**Problem to work on**.
Pull out every line in the items below that contains the string "axis".

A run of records

★ ★ ★

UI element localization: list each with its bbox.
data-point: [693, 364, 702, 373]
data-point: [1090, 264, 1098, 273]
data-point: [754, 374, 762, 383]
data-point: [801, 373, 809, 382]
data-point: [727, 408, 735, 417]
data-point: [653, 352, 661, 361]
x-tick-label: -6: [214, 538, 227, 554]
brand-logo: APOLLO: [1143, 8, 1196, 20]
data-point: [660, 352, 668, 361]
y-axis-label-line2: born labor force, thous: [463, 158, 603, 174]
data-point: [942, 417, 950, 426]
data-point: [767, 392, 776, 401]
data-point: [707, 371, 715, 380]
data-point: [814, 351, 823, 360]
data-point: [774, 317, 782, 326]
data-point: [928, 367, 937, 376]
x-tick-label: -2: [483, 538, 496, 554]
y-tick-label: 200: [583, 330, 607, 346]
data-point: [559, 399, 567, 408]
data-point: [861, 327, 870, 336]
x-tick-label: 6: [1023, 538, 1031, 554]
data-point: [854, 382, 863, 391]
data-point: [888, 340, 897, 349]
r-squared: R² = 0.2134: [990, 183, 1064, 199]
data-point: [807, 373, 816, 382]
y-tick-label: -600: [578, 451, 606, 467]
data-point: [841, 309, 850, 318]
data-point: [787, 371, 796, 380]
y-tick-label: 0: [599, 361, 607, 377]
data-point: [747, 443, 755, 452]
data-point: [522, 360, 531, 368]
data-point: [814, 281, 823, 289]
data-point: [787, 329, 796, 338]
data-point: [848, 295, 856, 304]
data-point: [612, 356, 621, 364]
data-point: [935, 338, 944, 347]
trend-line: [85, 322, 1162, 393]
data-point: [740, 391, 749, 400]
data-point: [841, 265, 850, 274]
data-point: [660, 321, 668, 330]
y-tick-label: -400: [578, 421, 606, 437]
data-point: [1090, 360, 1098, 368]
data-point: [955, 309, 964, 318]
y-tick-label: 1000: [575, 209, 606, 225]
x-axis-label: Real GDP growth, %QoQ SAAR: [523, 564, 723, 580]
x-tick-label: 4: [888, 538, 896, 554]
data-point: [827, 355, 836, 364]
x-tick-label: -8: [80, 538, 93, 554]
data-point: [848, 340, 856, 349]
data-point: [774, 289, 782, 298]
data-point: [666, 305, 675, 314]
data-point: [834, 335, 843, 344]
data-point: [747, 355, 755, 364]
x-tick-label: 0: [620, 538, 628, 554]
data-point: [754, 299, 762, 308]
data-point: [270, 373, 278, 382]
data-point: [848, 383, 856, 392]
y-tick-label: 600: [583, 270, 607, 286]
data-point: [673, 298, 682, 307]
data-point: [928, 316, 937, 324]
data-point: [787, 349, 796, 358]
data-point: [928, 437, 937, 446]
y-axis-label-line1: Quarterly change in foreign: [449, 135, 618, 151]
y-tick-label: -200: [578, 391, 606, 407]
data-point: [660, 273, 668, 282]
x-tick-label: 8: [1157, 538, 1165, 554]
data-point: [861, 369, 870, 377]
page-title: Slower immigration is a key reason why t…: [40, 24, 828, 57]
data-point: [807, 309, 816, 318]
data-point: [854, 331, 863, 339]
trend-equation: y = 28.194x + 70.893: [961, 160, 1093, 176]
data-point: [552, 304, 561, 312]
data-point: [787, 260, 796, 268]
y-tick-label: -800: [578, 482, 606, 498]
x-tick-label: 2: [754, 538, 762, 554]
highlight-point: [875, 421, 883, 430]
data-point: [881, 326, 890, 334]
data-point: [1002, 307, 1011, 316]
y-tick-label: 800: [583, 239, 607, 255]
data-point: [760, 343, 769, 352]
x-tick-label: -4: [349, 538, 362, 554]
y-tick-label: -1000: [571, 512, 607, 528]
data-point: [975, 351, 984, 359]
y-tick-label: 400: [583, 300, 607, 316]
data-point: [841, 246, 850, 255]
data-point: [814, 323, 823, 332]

★ ★ ★

**Reply**.
y-axis-label-line2: born labor force, thous: [463, 158, 603, 174]
x-axis-label: Real GDP growth, %QoQ SAAR: [523, 564, 723, 580]
y-axis-label-line1: Quarterly change in foreign: [449, 135, 618, 151]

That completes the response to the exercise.